• Problem requirements
Show each line of the data below in which "ylabel" occurs.

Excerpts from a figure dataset

————————

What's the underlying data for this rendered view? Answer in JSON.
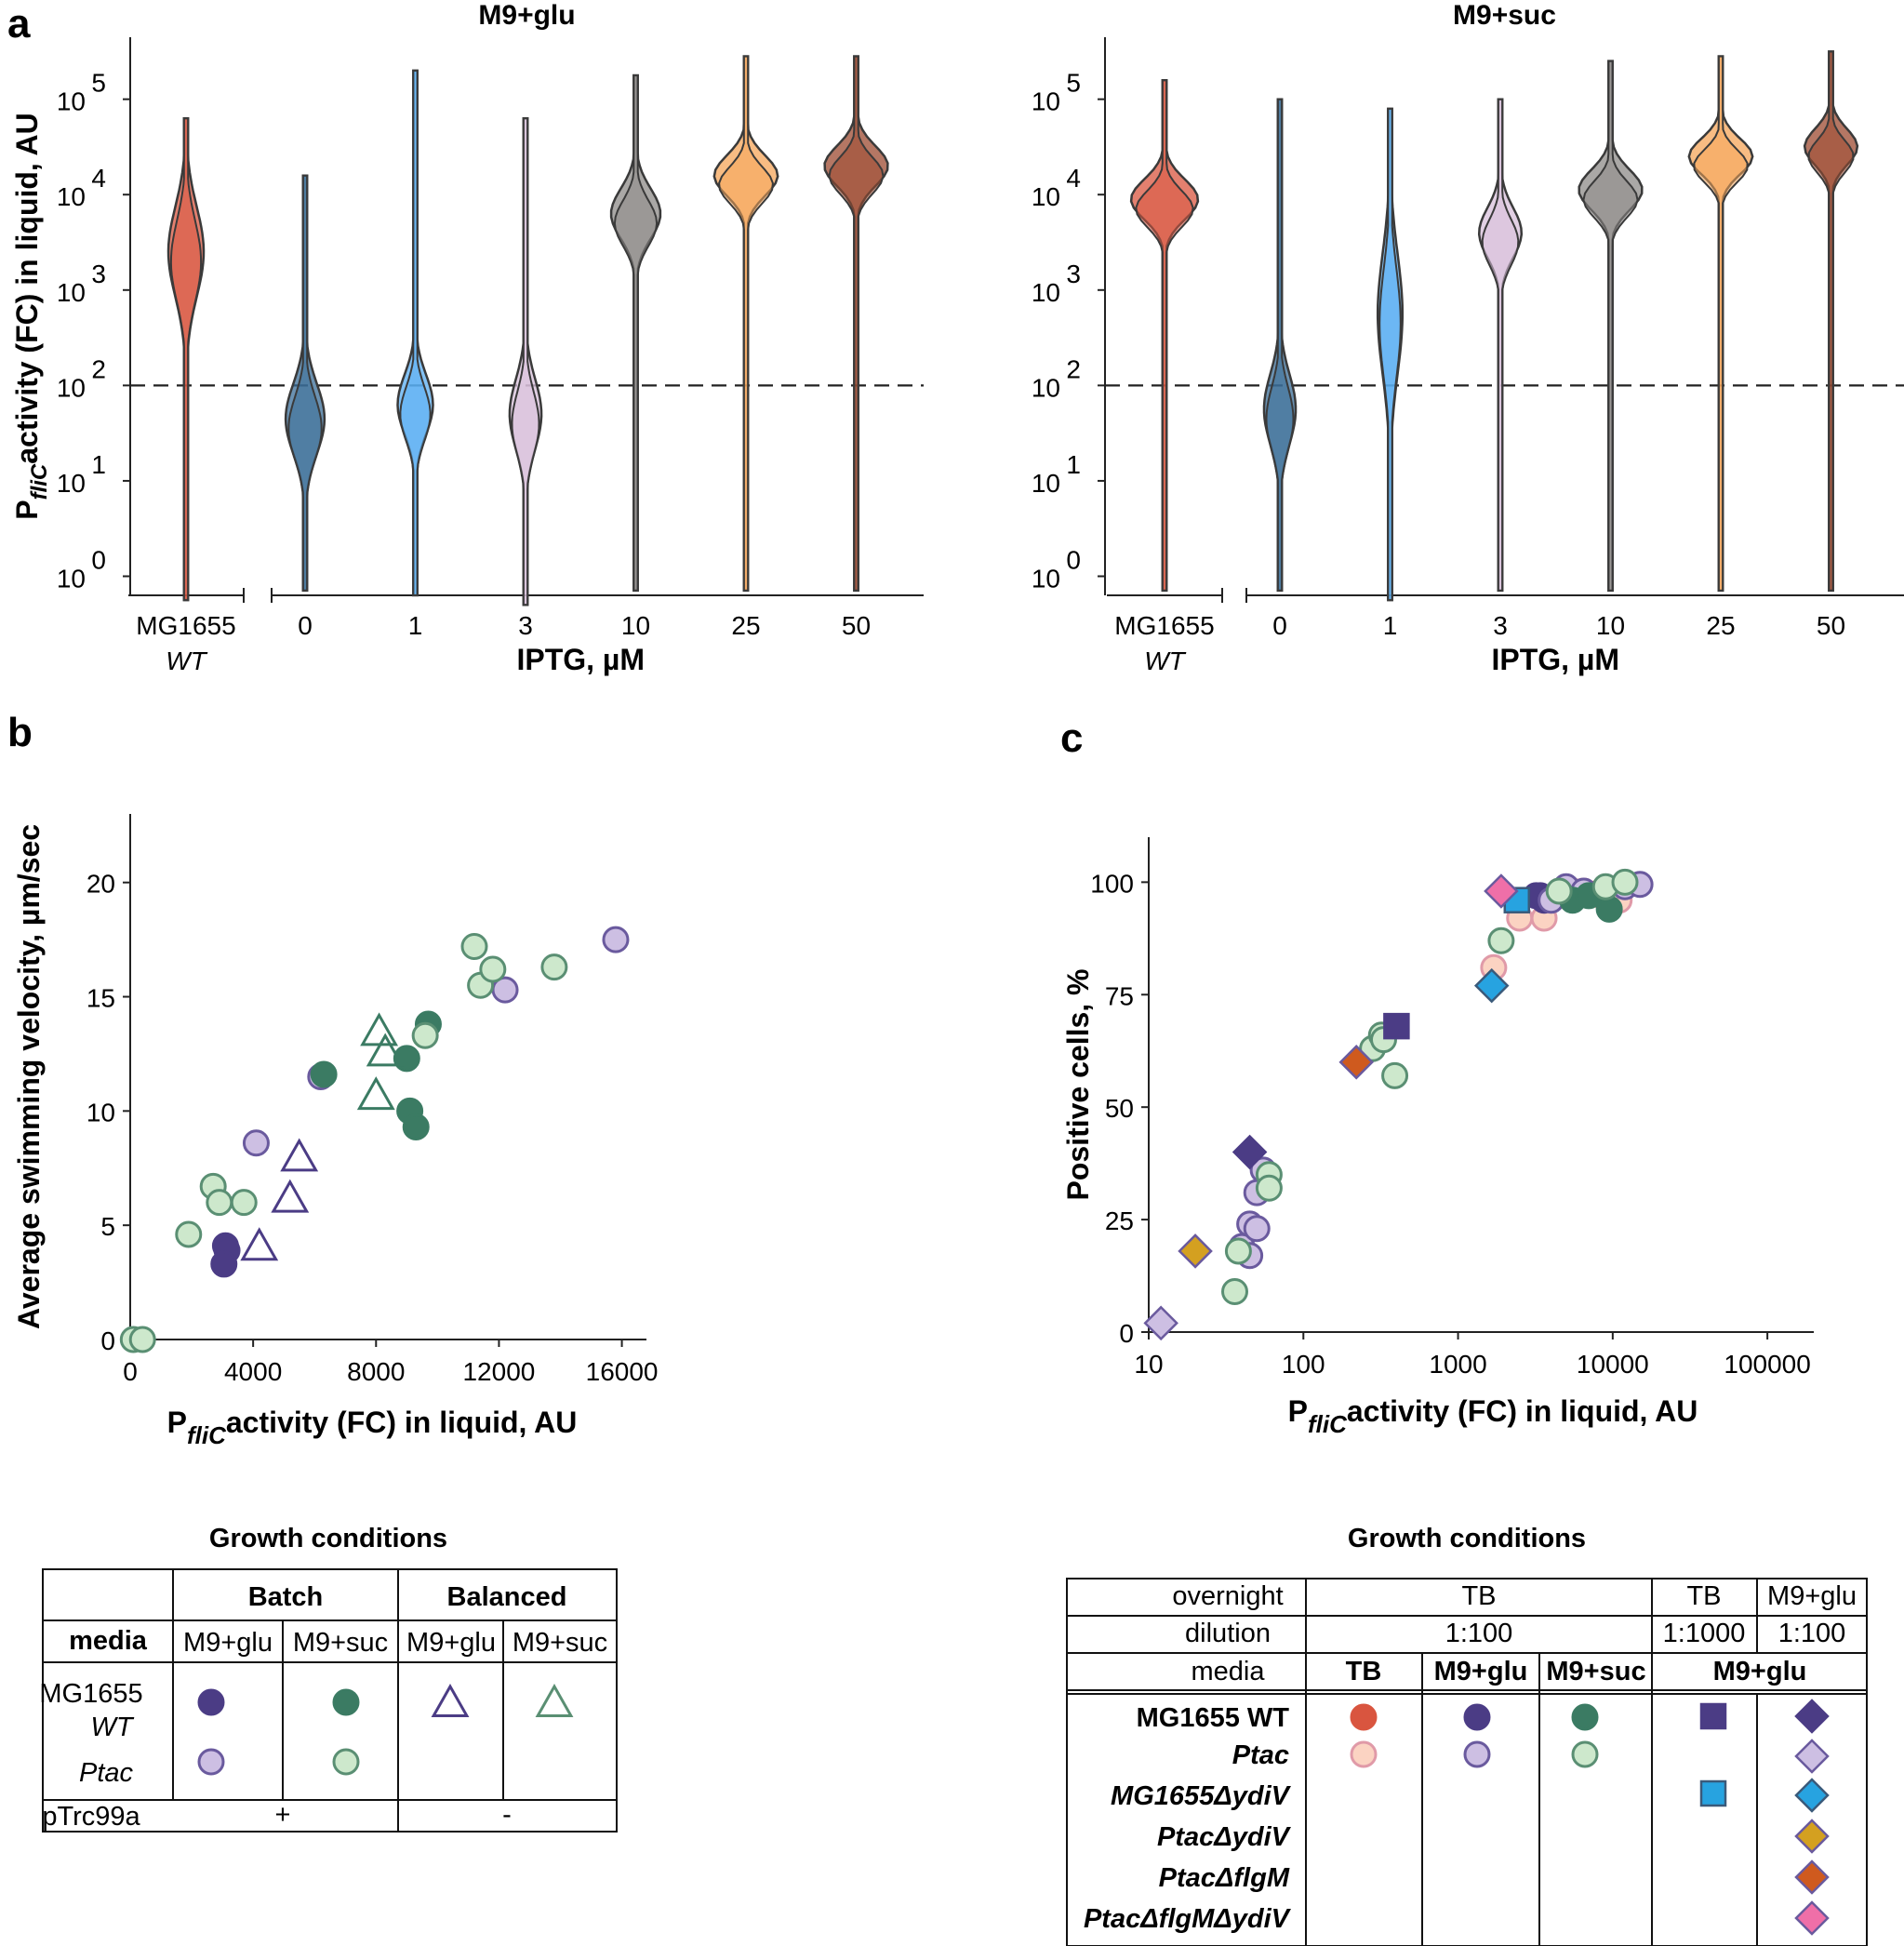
{
  "panels": {
    "a": "a",
    "b": "b",
    "c": "c"
  },
  "chart_data": [
    {
      "id": "a-left",
      "type": "violin",
      "title": "M9+glu",
      "ylabel": {
        "base": "P",
        "sub": "fliC",
        "rest": "activity (FC) in liquid, AU"
      },
      "xlabel": "IPTG, µM",
      "yscale": "log10",
      "ylim_log": [
        -0.2,
        5.65
      ],
      "ytick_bases": [
        "10",
        "10",
        "10",
        "10",
        "10",
        "10"
      ],
      "ytick_exps": [
        "0",
        "1",
        "2",
        "3",
        "4",
        "5"
      ],
      "threshold": 100,
      "wt_label": [
        "MG1655",
        "WT"
      ],
      "categories": [
        "0",
        "1",
        "3",
        "10",
        "25",
        "50"
      ],
      "violins": [
        {
          "label": "MG1655 WT",
          "color": "#d9553f",
          "median_log": 3.35,
          "spread": 0.45,
          "min_log": -0.25,
          "max_log": 4.8,
          "width": 0.5
        },
        {
          "label": "0",
          "color": "#3a6e98",
          "median_log": 1.6,
          "spread": 0.35,
          "min_log": -0.15,
          "max_log": 4.2,
          "width": 0.55
        },
        {
          "label": "1",
          "color": "#5aaef2",
          "median_log": 1.75,
          "spread": 0.3,
          "min_log": -0.2,
          "max_log": 5.3,
          "width": 0.5
        },
        {
          "label": "3",
          "color": "#d8c0db",
          "median_log": 1.65,
          "spread": 0.35,
          "min_log": -0.3,
          "max_log": 4.8,
          "width": 0.45
        },
        {
          "label": "10",
          "color": "#8e8b88",
          "median_log": 3.75,
          "spread": 0.25,
          "min_log": -0.15,
          "max_log": 5.25,
          "width": 0.7
        },
        {
          "label": "25",
          "color": "#f6a65a",
          "median_log": 4.15,
          "spread": 0.2,
          "min_log": -0.15,
          "max_log": 5.45,
          "width": 0.9
        },
        {
          "label": "50",
          "color": "#9c4a30",
          "median_log": 4.25,
          "spread": 0.2,
          "min_log": -0.15,
          "max_log": 5.45,
          "width": 0.9
        }
      ]
    },
    {
      "id": "a-right",
      "type": "violin",
      "title": "M9+suc",
      "xlabel": "IPTG, µM",
      "yscale": "log10",
      "ylim_log": [
        -0.2,
        5.65
      ],
      "ytick_bases": [
        "10",
        "10",
        "10",
        "10",
        "10",
        "10"
      ],
      "ytick_exps": [
        "0",
        "1",
        "2",
        "3",
        "4",
        "5"
      ],
      "threshold": 100,
      "wt_label": [
        "MG1655",
        "WT"
      ],
      "categories": [
        "0",
        "1",
        "3",
        "10",
        "25",
        "50"
      ],
      "violins": [
        {
          "label": "MG1655 WT",
          "color": "#d9553f",
          "median_log": 3.9,
          "spread": 0.2,
          "min_log": -0.15,
          "max_log": 5.2,
          "width": 0.95
        },
        {
          "label": "0",
          "color": "#3a6e98",
          "median_log": 1.7,
          "spread": 0.35,
          "min_log": -0.15,
          "max_log": 5.0,
          "width": 0.45
        },
        {
          "label": "1",
          "color": "#5aaef2",
          "median_log": 2.7,
          "spread": 0.6,
          "min_log": -0.25,
          "max_log": 4.9,
          "width": 0.35
        },
        {
          "label": "3",
          "color": "#d8c0db",
          "median_log": 3.55,
          "spread": 0.25,
          "min_log": -0.15,
          "max_log": 5.0,
          "width": 0.6
        },
        {
          "label": "10",
          "color": "#8e8b88",
          "median_log": 4.0,
          "spread": 0.2,
          "min_log": -0.15,
          "max_log": 5.4,
          "width": 0.9
        },
        {
          "label": "25",
          "color": "#f6a65a",
          "median_log": 4.35,
          "spread": 0.18,
          "min_log": -0.15,
          "max_log": 5.45,
          "width": 0.9
        },
        {
          "label": "50",
          "color": "#9c4a30",
          "median_log": 4.45,
          "spread": 0.18,
          "min_log": -0.15,
          "max_log": 5.5,
          "width": 0.75
        }
      ]
    },
    {
      "id": "b",
      "type": "scatter",
      "xlabel": {
        "base": "P",
        "sub": "fliC",
        "rest": "activity (FC) in liquid, AU"
      },
      "ylabel": "Average swimming velocity, µm/sec",
      "xlim": [
        0,
        16800
      ],
      "ylim": [
        0,
        23
      ],
      "xticks": [
        0,
        4000,
        8000,
        12000,
        16000
      ],
      "yticks": [
        0,
        5,
        10,
        15,
        20
      ],
      "series": [
        {
          "name": "MG1655 WT, Batch, M9+glu",
          "marker": "circle",
          "fill": "#4b3c85",
          "stroke": "#4b3c85",
          "points": [
            [
              3100,
              4.1
            ],
            [
              3150,
              3.9
            ],
            [
              3050,
              3.3
            ]
          ]
        },
        {
          "name": "Ptac, Batch, M9+glu",
          "marker": "circle",
          "fill": "#cdbfe3",
          "stroke": "#6a5a9e",
          "points": [
            [
              4100,
              8.6
            ],
            [
              6200,
              11.5
            ],
            [
              12200,
              15.3
            ],
            [
              15800,
              17.5
            ]
          ]
        },
        {
          "name": "MG1655 WT, Batch, M9+suc",
          "marker": "circle",
          "fill": "#3b7b63",
          "stroke": "#3b7b63",
          "points": [
            [
              6300,
              11.6
            ],
            [
              9000,
              12.3
            ],
            [
              9700,
              13.8
            ],
            [
              9100,
              10.0
            ],
            [
              9300,
              9.3
            ]
          ]
        },
        {
          "name": "Ptac, Batch, M9+suc",
          "marker": "circle",
          "fill": "#cde8cc",
          "stroke": "#5a8f73",
          "points": [
            [
              100,
              0
            ],
            [
              400,
              0
            ],
            [
              1900,
              4.6
            ],
            [
              2700,
              6.7
            ],
            [
              2900,
              6.0
            ],
            [
              3700,
              6.0
            ],
            [
              9600,
              13.3
            ],
            [
              11200,
              17.2
            ],
            [
              11400,
              15.5
            ],
            [
              11800,
              16.2
            ],
            [
              13800,
              16.3
            ]
          ]
        },
        {
          "name": "MG1655 WT, Balanced, M9+glu",
          "marker": "triangle",
          "fill": "none",
          "stroke": "#4b3c85",
          "points": [
            [
              4200,
              4.1
            ],
            [
              5200,
              6.2
            ],
            [
              5500,
              8.0
            ]
          ]
        },
        {
          "name": "MG1655 WT, Balanced, M9+suc",
          "marker": "triangle",
          "fill": "none",
          "stroke": "#3b7b63",
          "points": [
            [
              8000,
              10.7
            ],
            [
              8100,
              13.5
            ],
            [
              8300,
              12.6
            ]
          ]
        }
      ]
    },
    {
      "id": "c",
      "type": "scatter",
      "xscale": "log10",
      "xlabel": {
        "base": "P",
        "sub": "fliC",
        "rest": "activity (FC) in liquid, AU"
      },
      "ylabel": "Positive cells, %",
      "xlim_log": [
        1.0,
        5.3
      ],
      "ylim": [
        0,
        110
      ],
      "xticks": [
        10,
        100,
        1000,
        10000,
        100000
      ],
      "xtick_labels": [
        "10",
        "100",
        "1000",
        "10000",
        "100000"
      ],
      "yticks": [
        0,
        25,
        50,
        75,
        100
      ],
      "series": [
        {
          "name": "MG1655 WT, TB",
          "marker": "circle",
          "fill": "#d9553f",
          "stroke": "#d9553f",
          "points": [
            [
              8000,
              97.5
            ],
            [
              9000,
              98
            ],
            [
              8500,
              97
            ]
          ]
        },
        {
          "name": "Ptac, TB",
          "marker": "circle",
          "fill": "#fbd3c2",
          "stroke": "#e09aa8",
          "points": [
            [
              1700,
              81
            ],
            [
              2500,
              92
            ],
            [
              3600,
              92
            ],
            [
              4500,
              97
            ],
            [
              5500,
              98
            ],
            [
              6500,
              98
            ],
            [
              11000,
              96
            ]
          ]
        },
        {
          "name": "MG1655 WT, M9+glu",
          "marker": "circle",
          "fill": "#4b3c85",
          "stroke": "#4b3c85",
          "points": [
            [
              3200,
              97
            ],
            [
              3600,
              96
            ],
            [
              3400,
              97
            ]
          ]
        },
        {
          "name": "Ptac, M9+glu",
          "marker": "circle",
          "fill": "#cdbfe3",
          "stroke": "#6a5a9e",
          "points": [
            [
              45,
              24
            ],
            [
              40,
              19
            ],
            [
              45,
              17
            ],
            [
              50,
              23
            ],
            [
              55,
              36
            ],
            [
              50,
              31
            ],
            [
              4000,
              96
            ],
            [
              5000,
              99
            ],
            [
              12000,
              99
            ],
            [
              15000,
              99.5
            ],
            [
              6500,
              98
            ]
          ]
        },
        {
          "name": "MG1655 WT, M9+suc",
          "marker": "circle",
          "fill": "#3b7b63",
          "stroke": "#3b7b63",
          "points": [
            [
              5500,
              96
            ],
            [
              7000,
              97
            ],
            [
              9500,
              94
            ]
          ]
        },
        {
          "name": "Ptac, M9+suc",
          "marker": "circle",
          "fill": "#cde8cc",
          "stroke": "#5a8f73",
          "points": [
            [
              36,
              9
            ],
            [
              38,
              18
            ],
            [
              60,
              35
            ],
            [
              60,
              32
            ],
            [
              280,
              63
            ],
            [
              320,
              66
            ],
            [
              330,
              65
            ],
            [
              390,
              57
            ],
            [
              1900,
              87
            ],
            [
              4500,
              98
            ],
            [
              9000,
              99
            ],
            [
              12000,
              100
            ]
          ]
        },
        {
          "name": "MG1655 WT, TB 1:1000",
          "marker": "square",
          "fill": "#4b3c85",
          "stroke": "#4b3c85",
          "points": [
            [
              400,
              68
            ]
          ]
        },
        {
          "name": "MG1655ΔydiV, TB 1:1000",
          "marker": "square",
          "fill": "#27a3e0",
          "stroke": "#3a5a7a",
          "points": [
            [
              2400,
              96
            ]
          ]
        },
        {
          "name": "MG1655 WT, M9+glu 1:100 overnight",
          "marker": "diamond",
          "fill": "#4b3c85",
          "stroke": "#4b3c85",
          "points": [
            [
              45,
              40
            ]
          ]
        },
        {
          "name": "Ptac, M9+glu 1:100 overnight",
          "marker": "diamond",
          "fill": "#cdbfe3",
          "stroke": "#6a5a9e",
          "points": [
            [
              12,
              2
            ]
          ]
        },
        {
          "name": "MG1655ΔydiV, M9+glu",
          "marker": "diamond",
          "fill": "#27a3e0",
          "stroke": "#3a5a7a",
          "points": [
            [
              1650,
              77
            ]
          ]
        },
        {
          "name": "PtacΔydiV, M9+glu",
          "marker": "diamond",
          "fill": "#d4a020",
          "stroke": "#6a5a9e",
          "points": [
            [
              20,
              18
            ]
          ]
        },
        {
          "name": "PtacΔflgM, M9+glu",
          "marker": "diamond",
          "fill": "#cf5a1e",
          "stroke": "#6a5a9e",
          "points": [
            [
              220,
              60
            ]
          ]
        },
        {
          "name": "PtacΔflgMΔydiV, M9+glu",
          "marker": "diamond",
          "fill": "#ef6fa8",
          "stroke": "#6a5a9e",
          "points": [
            [
              1900,
              98
            ]
          ]
        }
      ]
    }
  ],
  "legend_b": {
    "title": "Growth conditions",
    "batch": "Batch",
    "balanced": "Balanced",
    "media": "media",
    "cols": [
      "M9+glu",
      "M9+suc",
      "M9+glu",
      "M9+suc"
    ],
    "row_wt": [
      "MG1655",
      "WT"
    ],
    "row_ptac": "Ptac",
    "plasmid": "pTrc99a",
    "plus": "+",
    "minus": "-"
  },
  "legend_c": {
    "title": "Growth conditions",
    "overnight": "overnight",
    "dilution": "dilution",
    "media": "media",
    "tb": "TB",
    "tb2": "TB",
    "m9glu_overnight": "M9+glu",
    "dil_1": "1:100",
    "dil_2": "1:1000",
    "dil_3": "1:100",
    "media_cols": [
      "TB",
      "M9+glu",
      "M9+suc",
      "M9+glu"
    ],
    "rows": [
      "MG1655 WT",
      "Ptac",
      "MG1655ΔydiV",
      "PtacΔydiV",
      "PtacΔflgM",
      "PtacΔflgMΔydiV"
    ]
  }
}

————————

• Task answer
      "ylabel": {
      "ylabel": "Average swimming velocity, µm/sec",
      "ylabel": "Positive cells, %",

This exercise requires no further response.